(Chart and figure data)

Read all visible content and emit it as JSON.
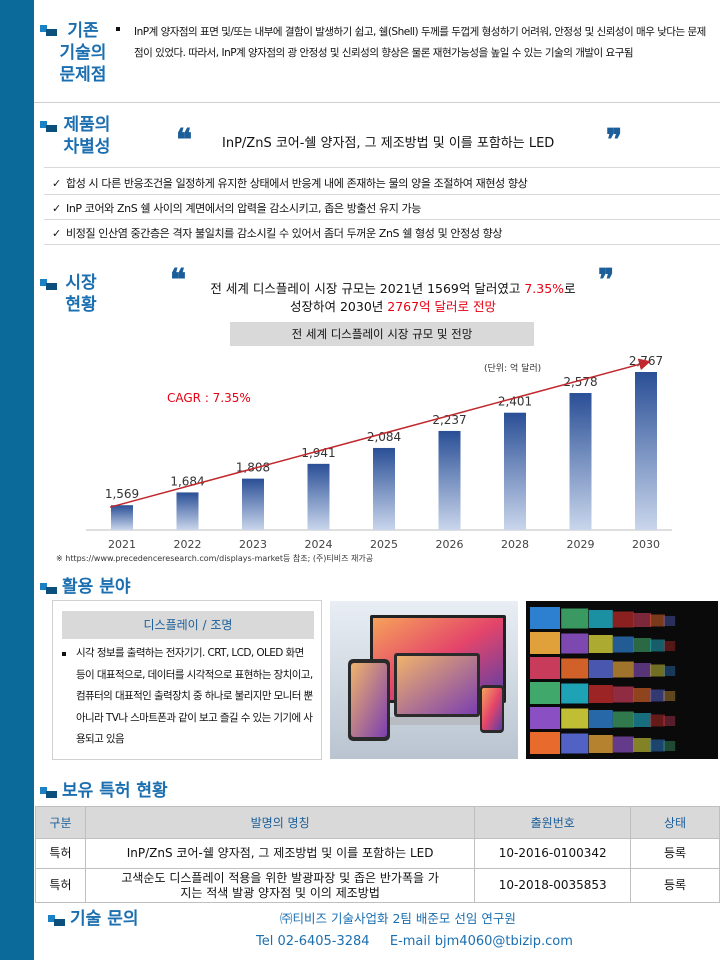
{
  "sections": {
    "problem": "기존\n기술의\n문제점",
    "differentiation": "제품의\n차별성",
    "market": "시장\n현황",
    "application": "활용 분야",
    "patents": "보유 특허 현황",
    "inquiry": "기술 문의"
  },
  "problem": {
    "text": "InP계 양자점의 표면 및/또는 내부에 결함이 발생하기 쉽고, 쉘(Shell) 두께를 두껍게 형성하기 어려워, 안정성 및 신뢰성이 매우 낮다는 문제점이 있었다. 따라서, InP계 양자점의 광 안정성 및 신뢰성의 향상은 물론 재현가능성을 높일 수 있는 기술의 개발이 요구됨"
  },
  "differentiation": {
    "quote_open": "❝",
    "quote_close": "❞",
    "headline": "InP/ZnS 코어-쉘 양자점, 그 제조방법 및 이를 포함하는 LED",
    "checks": [
      "합성 시 다른 반응조건을 일정하게 유지한 상태에서 반응계 내에 존재하는 물의 양을 조절하여 재현성 향상",
      "InP 코어와 ZnS 쉘 사이의 계면에서의 압력을 감소시키고, 좁은 방출선 유지 가능",
      "비정질 인산염 중간층은 격자 불일치를 감소시킬 수 있어서 좀더 두꺼운 ZnS 쉘 형성 및 안정성 향상"
    ]
  },
  "market": {
    "line1_a": "전 세계 디스플레이 시장 규모는 2021년 1569억 달러였고 ",
    "line1_red": "7.35%",
    "line1_b": "로",
    "line2_a": "성장하여 2030년 ",
    "line2_red": "2767억 달러로 전망",
    "chart_title": "전 세계 디스플레이 시장 규모 및 전망",
    "source": "※ https://www.precedenceresearch.com/displays-market등 참조; (주)티비즈 재가공"
  },
  "chart_data": {
    "type": "bar",
    "title": "전 세계 디스플레이 시장 규모 및 전망",
    "unit": "(단위: 억 달러)",
    "cagr": "CAGR : 7.35%",
    "categories": [
      "2021",
      "2022",
      "2023",
      "2024",
      "2025",
      "2026",
      "2028",
      "2029",
      "2030"
    ],
    "values": [
      1569,
      1684,
      1808,
      1941,
      2084,
      2237,
      2401,
      2578,
      2767
    ],
    "labels": [
      "1,569",
      "1,684",
      "1,808",
      "1,941",
      "2,084",
      "2,237",
      "2,401",
      "2,578",
      "2,767"
    ],
    "colors": {
      "bar_top": "#7fa2d6",
      "bar_bottom": "#2a4f96",
      "trend": "#c0282d"
    }
  },
  "application": {
    "heading": "디스플레이 / 조명",
    "text": "시각 정보를 출력하는 전자기기. CRT, LCD, OLED 화면 등이 대표적으로, 데이터를 시각적으로 표현하는 장치이고, 컴퓨터의 대표적인 출력장치 중 하나로 불리지만 모니터 뿐 아니라 TV나 스마트폰과 같이 보고 즐길 수 있는 기기에 사용되고 있음"
  },
  "patents": {
    "headers": [
      "구분",
      "발명의 명칭",
      "출원번호",
      "상태"
    ],
    "rows": [
      [
        "특허",
        "InP/ZnS 코어-쉘 양자점, 그 제조방법 및 이를 포함하는 LED",
        "10-2016-0100342",
        "등록"
      ],
      [
        "특허",
        "고색순도 디스플레이 적용을 위한 발광파장 및 좁은 반가폭을 가지는 적색 발광 양자점 및 이의 제조방법",
        "10-2018-0035853",
        "등록"
      ]
    ]
  },
  "inquiry": {
    "org": "㈜티비즈 기술사업화 2팀 배준모 선임 연구원",
    "tel_label": "Tel",
    "tel": "02-6405-3284",
    "email_label": "E-mail",
    "email": "bjm4060@tbizip.com"
  },
  "colors": {
    "sidebar": "#0b6a9a",
    "accent": "#1b6fb0",
    "red": "#e60012"
  }
}
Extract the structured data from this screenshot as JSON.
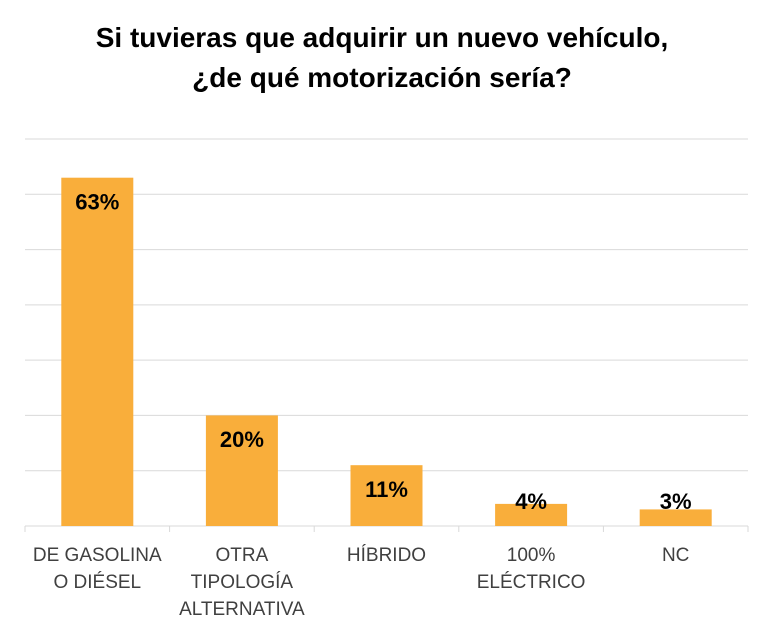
{
  "chart_data": {
    "type": "bar",
    "title": "Si tuvieras que adquirir un nuevo vehículo, ¿de qué motorización sería?",
    "categories": [
      "DE GASOLINA O DIÉSEL",
      "OTRA TIPOLOGÍA ALTERNATIVA",
      "HÍBRIDO",
      "100% ELÉCTRICO",
      "NC"
    ],
    "values": [
      63,
      20,
      11,
      4,
      3
    ],
    "value_labels": [
      "63%",
      "20%",
      "11%",
      "4%",
      "3%"
    ],
    "color": "#f9ae3b",
    "ylim": [
      0,
      70
    ],
    "yticks": [
      0,
      10,
      20,
      30,
      40,
      50,
      60,
      70
    ],
    "grid": true
  }
}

> _TASK DIRECTIONS_
For the string "디스플레이", count the lines of the entries above that include it; answer with the number only.

> _TASK OUTPUT_
5